Saved data entries
--- start ---
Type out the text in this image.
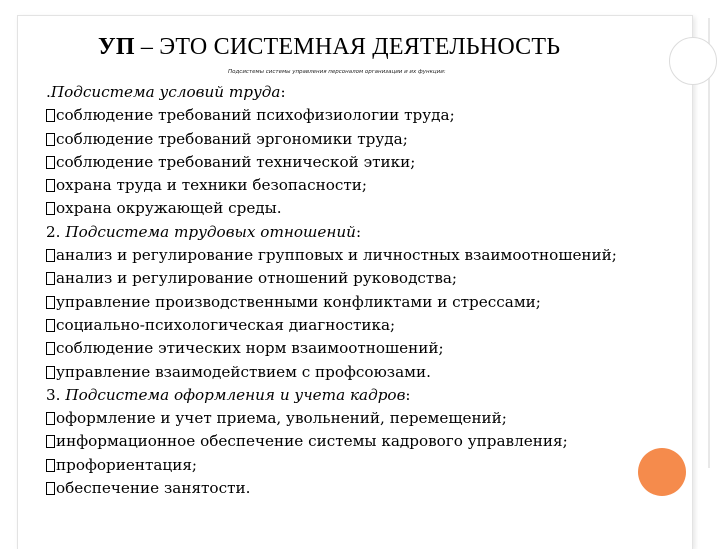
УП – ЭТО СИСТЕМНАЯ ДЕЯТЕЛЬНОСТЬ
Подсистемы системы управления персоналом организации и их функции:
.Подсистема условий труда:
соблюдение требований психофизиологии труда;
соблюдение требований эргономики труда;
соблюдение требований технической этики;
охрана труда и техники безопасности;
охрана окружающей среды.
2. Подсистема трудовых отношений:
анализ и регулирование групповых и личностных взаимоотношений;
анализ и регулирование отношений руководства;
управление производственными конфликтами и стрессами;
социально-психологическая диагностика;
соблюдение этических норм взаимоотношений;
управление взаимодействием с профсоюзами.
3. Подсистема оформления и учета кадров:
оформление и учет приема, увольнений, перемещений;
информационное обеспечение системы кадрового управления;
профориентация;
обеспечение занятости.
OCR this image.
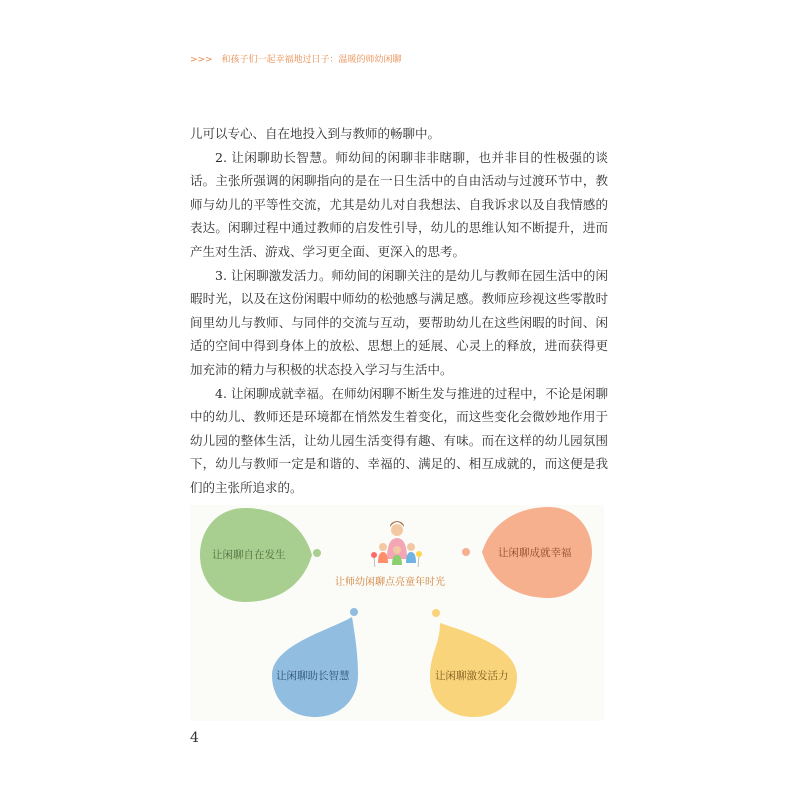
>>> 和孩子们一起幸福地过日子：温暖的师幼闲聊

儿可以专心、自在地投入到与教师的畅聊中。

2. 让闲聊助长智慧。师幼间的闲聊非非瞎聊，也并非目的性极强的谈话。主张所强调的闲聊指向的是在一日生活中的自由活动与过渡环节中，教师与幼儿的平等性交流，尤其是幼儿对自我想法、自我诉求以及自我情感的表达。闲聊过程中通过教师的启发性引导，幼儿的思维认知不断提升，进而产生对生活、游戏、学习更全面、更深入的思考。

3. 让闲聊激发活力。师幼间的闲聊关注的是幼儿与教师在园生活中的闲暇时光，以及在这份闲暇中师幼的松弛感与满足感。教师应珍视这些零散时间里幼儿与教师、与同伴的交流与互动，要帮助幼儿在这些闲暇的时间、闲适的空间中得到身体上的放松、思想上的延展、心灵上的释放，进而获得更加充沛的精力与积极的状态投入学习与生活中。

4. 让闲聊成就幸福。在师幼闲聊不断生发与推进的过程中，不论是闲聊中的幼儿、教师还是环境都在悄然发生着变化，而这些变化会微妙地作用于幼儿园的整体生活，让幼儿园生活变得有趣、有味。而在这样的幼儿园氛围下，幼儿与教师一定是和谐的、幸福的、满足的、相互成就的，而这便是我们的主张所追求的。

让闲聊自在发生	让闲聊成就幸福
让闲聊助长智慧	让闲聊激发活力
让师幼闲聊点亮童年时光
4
--- end ---
The data above should be repeated exactly, minus any pictures.

**Task answer**
Type out the text in this image.
УП – ЭТО СИСТЕМНАЯ ДЕЯТЕЛЬНОСТЬ
Подсистемы системы управления персоналом организации и их функции:
.Подсистема условий труда:
соблюдение требований психофизиологии труда;
соблюдение требований эргономики труда;
соблюдение требований технической этики;
охрана труда и техники безопасности;
охрана окружающей среды.
2. Подсистема трудовых отношений:
анализ и регулирование групповых и личностных взаимоотношений;
анализ и регулирование отношений руководства;
управление производственными конфликтами и стрессами;
социально-психологическая диагностика;
соблюдение этических норм взаимоотношений;
управление взаимодействием с профсоюзами.
3. Подсистема оформления и учета кадров:
оформление и учет приема, увольнений, перемещений;
информационное обеспечение системы кадрового управления;
профориентация;
обеспечение занятости.
OCR this image.
>>> 和孩子们一起幸福地过日子：温暖的师幼闲聊

儿可以专心、自在地投入到与教师的畅聊中。

2. 让闲聊助长智慧。师幼间的闲聊非非瞎聊，也并非目的性极强的谈话。主张所强调的闲聊指向的是在一日生活中的自由活动与过渡环节中，教师与幼儿的平等性交流，尤其是幼儿对自我想法、自我诉求以及自我情感的表达。闲聊过程中通过教师的启发性引导，幼儿的思维认知不断提升，进而产生对生活、游戏、学习更全面、更深入的思考。

3. 让闲聊激发活力。师幼间的闲聊关注的是幼儿与教师在园生活中的闲暇时光，以及在这份闲暇中师幼的松弛感与满足感。教师应珍视这些零散时间里幼儿与教师、与同伴的交流与互动，要帮助幼儿在这些闲暇的时间、闲适的空间中得到身体上的放松、思想上的延展、心灵上的释放，进而获得更加充沛的精力与积极的状态投入学习与生活中。

4. 让闲聊成就幸福。在师幼闲聊不断生发与推进的过程中，不论是闲聊中的幼儿、教师还是环境都在悄然发生着变化，而这些变化会微妙地作用于幼儿园的整体生活，让幼儿园生活变得有趣、有味。而在这样的幼儿园氛围下，幼儿与教师一定是和谐的、幸福的、满足的、相互成就的，而这便是我们的主张所追求的。

让闲聊自在发生	让闲聊成就幸福
让闲聊助长智慧	让闲聊激发活力
让师幼闲聊点亮童年时光
4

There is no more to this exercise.